Dataset items:
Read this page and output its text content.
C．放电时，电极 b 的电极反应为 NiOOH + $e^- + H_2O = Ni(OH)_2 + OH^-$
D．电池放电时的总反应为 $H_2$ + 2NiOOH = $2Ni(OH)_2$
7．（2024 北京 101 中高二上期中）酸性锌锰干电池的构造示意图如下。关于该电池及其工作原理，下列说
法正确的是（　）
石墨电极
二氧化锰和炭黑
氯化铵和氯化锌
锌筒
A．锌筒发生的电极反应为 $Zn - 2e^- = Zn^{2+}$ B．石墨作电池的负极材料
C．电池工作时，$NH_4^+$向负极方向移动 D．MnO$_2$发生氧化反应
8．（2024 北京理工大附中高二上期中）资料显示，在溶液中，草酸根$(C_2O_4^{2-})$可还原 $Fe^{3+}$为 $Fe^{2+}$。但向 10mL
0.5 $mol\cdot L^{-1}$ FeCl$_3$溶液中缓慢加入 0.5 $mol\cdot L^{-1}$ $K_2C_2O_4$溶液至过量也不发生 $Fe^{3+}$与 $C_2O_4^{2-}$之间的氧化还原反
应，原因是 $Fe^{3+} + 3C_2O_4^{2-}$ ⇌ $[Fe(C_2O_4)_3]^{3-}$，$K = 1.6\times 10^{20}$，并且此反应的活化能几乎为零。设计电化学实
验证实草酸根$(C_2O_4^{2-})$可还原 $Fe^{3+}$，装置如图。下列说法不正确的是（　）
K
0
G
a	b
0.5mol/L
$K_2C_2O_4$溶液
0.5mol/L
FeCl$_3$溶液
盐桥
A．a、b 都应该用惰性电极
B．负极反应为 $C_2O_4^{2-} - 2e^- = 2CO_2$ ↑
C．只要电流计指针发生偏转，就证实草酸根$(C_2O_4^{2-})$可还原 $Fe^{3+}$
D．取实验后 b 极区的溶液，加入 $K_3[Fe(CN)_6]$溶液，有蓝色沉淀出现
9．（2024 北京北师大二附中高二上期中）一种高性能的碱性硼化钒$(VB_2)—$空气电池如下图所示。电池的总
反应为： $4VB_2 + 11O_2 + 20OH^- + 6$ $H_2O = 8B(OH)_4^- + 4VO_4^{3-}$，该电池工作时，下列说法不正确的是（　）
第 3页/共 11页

Short task: Go through the records above and set each one down exactly, please.

Response for this exercise:
Read this page and output its text content.
C．放电时，电极 b 的电极反应为 NiOOH + $e^- + H_2O = Ni(OH)_2 + OH^-$
D．电池放电时的总反应为 $H_2$ + 2NiOOH = $2Ni(OH)_2$
7．（2024 北京 101 中高二上期中）酸性锌锰干电池的构造示意图如下。关于该电池及其工作原理，下列说
法正确的是（　）
石墨电极
二氧化锰和炭黑
氯化铵和氯化锌
锌筒
A．锌筒发生的电极反应为 $Zn - 2e^- = Zn^{2+}$ B．石墨作电池的负极材料
C．电池工作时，$NH_4^+$向负极方向移动 D．MnO$_2$发生氧化反应
8．（2024 北京理工大附中高二上期中）资料显示，在溶液中，草酸根$(C_2O_4^{2-})$可还原 $Fe^{3+}$为 $Fe^{2+}$。但向 10mL
0.5 $mol\cdot L^{-1}$ FeCl$_3$溶液中缓慢加入 0.5 $mol\cdot L^{-1}$ $K_2C_2O_4$溶液至过量也不发生 $Fe^{3+}$与 $C_2O_4^{2-}$之间的氧化还原反
应，原因是 $Fe^{3+} + 3C_2O_4^{2-}$ ⇌ $[Fe(C_2O_4)_3]^{3-}$，$K = 1.6\times 10^{20}$，并且此反应的活化能几乎为零。设计电化学实
验证实草酸根$(C_2O_4^{2-})$可还原 $Fe^{3+}$，装置如图。下列说法不正确的是（　）
K
0
G
a	b
0.5mol/L
$K_2C_2O_4$溶液
0.5mol/L
FeCl$_3$溶液
盐桥
A．a、b 都应该用惰性电极
B．负极反应为 $C_2O_4^{2-} - 2e^- = 2CO_2$ ↑
C．只要电流计指针发生偏转，就证实草酸根$(C_2O_4^{2-})$可还原 $Fe^{3+}$
D．取实验后 b 极区的溶液，加入 $K_3[Fe(CN)_6]$溶液，有蓝色沉淀出现
9．（2024 北京北师大二附中高二上期中）一种高性能的碱性硼化钒$(VB_2)—$空气电池如下图所示。电池的总
反应为： $4VB_2 + 11O_2 + 20OH^- + 6$ $H_2O = 8B(OH)_4^- + 4VO_4^{3-}$，该电池工作时，下列说法不正确的是（　）
第 3页/共 11页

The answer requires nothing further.